_Material supplied_
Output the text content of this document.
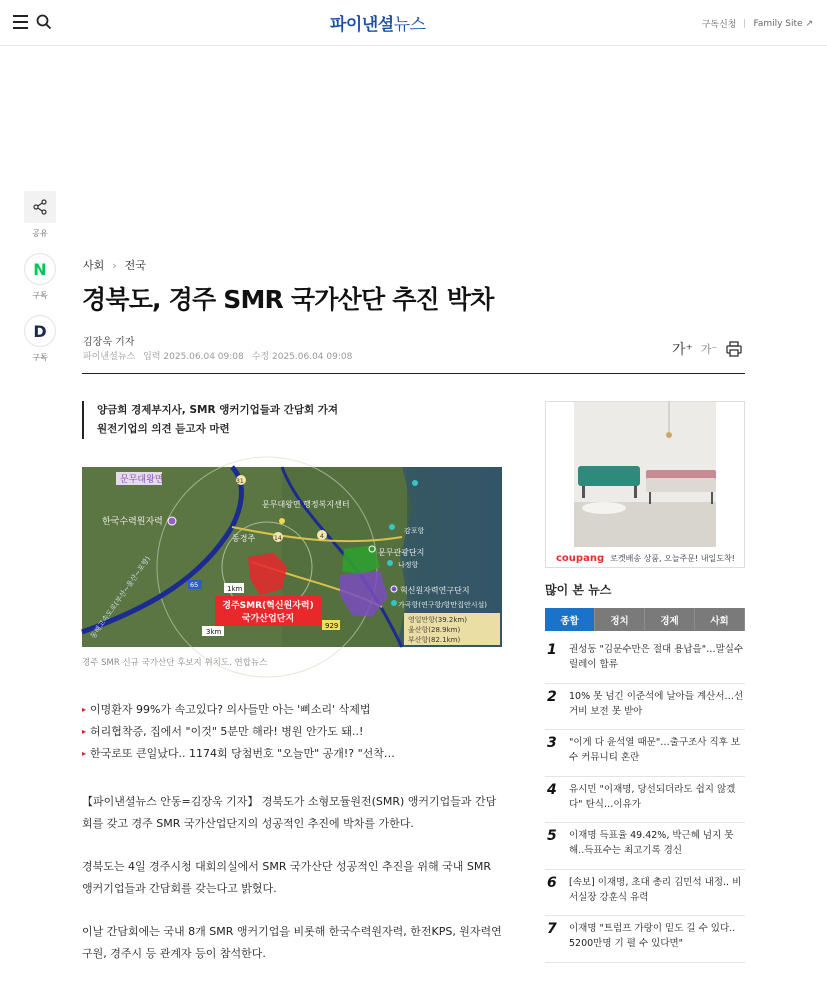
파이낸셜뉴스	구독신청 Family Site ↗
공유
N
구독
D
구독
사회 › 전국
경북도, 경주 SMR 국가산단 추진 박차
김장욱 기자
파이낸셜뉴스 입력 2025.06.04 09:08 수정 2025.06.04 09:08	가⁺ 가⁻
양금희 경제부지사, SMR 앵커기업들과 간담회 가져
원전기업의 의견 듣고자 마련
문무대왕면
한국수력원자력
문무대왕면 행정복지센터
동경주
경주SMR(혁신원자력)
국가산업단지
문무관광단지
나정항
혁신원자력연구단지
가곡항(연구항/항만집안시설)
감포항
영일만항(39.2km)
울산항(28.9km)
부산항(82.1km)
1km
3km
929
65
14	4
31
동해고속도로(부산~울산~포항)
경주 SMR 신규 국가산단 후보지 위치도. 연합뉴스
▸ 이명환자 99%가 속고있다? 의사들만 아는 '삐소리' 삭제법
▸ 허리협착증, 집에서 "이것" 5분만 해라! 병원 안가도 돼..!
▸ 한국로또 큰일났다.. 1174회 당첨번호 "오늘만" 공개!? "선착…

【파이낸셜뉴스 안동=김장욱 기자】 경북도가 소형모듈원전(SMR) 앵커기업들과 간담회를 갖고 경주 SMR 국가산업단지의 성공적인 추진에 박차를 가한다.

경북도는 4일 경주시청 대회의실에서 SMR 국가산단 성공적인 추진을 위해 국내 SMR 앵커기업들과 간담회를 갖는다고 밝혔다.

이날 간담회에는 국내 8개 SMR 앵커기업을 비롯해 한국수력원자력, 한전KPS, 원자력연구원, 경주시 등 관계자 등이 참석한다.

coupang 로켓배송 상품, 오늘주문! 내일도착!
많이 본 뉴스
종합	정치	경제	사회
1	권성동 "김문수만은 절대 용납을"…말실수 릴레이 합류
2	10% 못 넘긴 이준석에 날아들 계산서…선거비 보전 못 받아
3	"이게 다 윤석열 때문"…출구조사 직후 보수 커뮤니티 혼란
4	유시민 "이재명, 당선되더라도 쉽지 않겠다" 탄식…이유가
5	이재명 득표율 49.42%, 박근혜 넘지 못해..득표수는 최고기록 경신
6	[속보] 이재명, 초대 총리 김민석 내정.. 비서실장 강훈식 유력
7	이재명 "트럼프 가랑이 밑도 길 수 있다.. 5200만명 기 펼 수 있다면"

_Written request_
Working from the lines above, reproduce the material exactly and exclude its pictures.

_Final answer_
Output the text content of this document.
파이낸셜뉴스	구독신청 Family Site ↗
공유
N
구독
D
구독
사회 › 전국
경북도, 경주 SMR 국가산단 추진 박차
김장욱 기자
파이낸셜뉴스 입력 2025.06.04 09:08 수정 2025.06.04 09:08	가⁺ 가⁻
양금희 경제부지사, SMR 앵커기업들과 간담회 가져
원전기업의 의견 듣고자 마련
문무대왕면
한국수력원자력
문무대왕면 행정복지센터
동경주
경주SMR(혁신원자력)
국가산업단지
문무관광단지
나정항
혁신원자력연구단지
가곡항(연구항/항만집안시설)
감포항
영일만항(39.2km)
울산항(28.9km)
부산항(82.1km)
1km
3km
929
65
14	4
31
동해고속도로(부산~울산~포항)
경주 SMR 신규 국가산단 후보지 위치도. 연합뉴스
▸ 이명환자 99%가 속고있다? 의사들만 아는 '삐소리' 삭제법
▸ 허리협착증, 집에서 "이것" 5분만 해라! 병원 안가도 돼..!
▸ 한국로또 큰일났다.. 1174회 당첨번호 "오늘만" 공개!? "선착…

【파이낸셜뉴스 안동=김장욱 기자】 경북도가 소형모듈원전(SMR) 앵커기업들과 간담회를 갖고 경주 SMR 국가산업단지의 성공적인 추진에 박차를 가한다.

경북도는 4일 경주시청 대회의실에서 SMR 국가산단 성공적인 추진을 위해 국내 SMR 앵커기업들과 간담회를 갖는다고 밝혔다.

이날 간담회에는 국내 8개 SMR 앵커기업을 비롯해 한국수력원자력, 한전KPS, 원자력연구원, 경주시 등 관계자 등이 참석한다.

coupang 로켓배송 상품, 오늘주문! 내일도착!
많이 본 뉴스
종합	정치	경제	사회
1	권성동 "김문수만은 절대 용납을"…말실수 릴레이 합류
2	10% 못 넘긴 이준석에 날아들 계산서…선거비 보전 못 받아
3	"이게 다 윤석열 때문"…출구조사 직후 보수 커뮤니티 혼란
4	유시민 "이재명, 당선되더라도 쉽지 않겠다" 탄식…이유가
5	이재명 득표율 49.42%, 박근혜 넘지 못해..득표수는 최고기록 경신
6	[속보] 이재명, 초대 총리 김민석 내정.. 비서실장 강훈식 유력
7	이재명 "트럼프 가랑이 밑도 길 수 있다.. 5200만명 기 펼 수 있다면"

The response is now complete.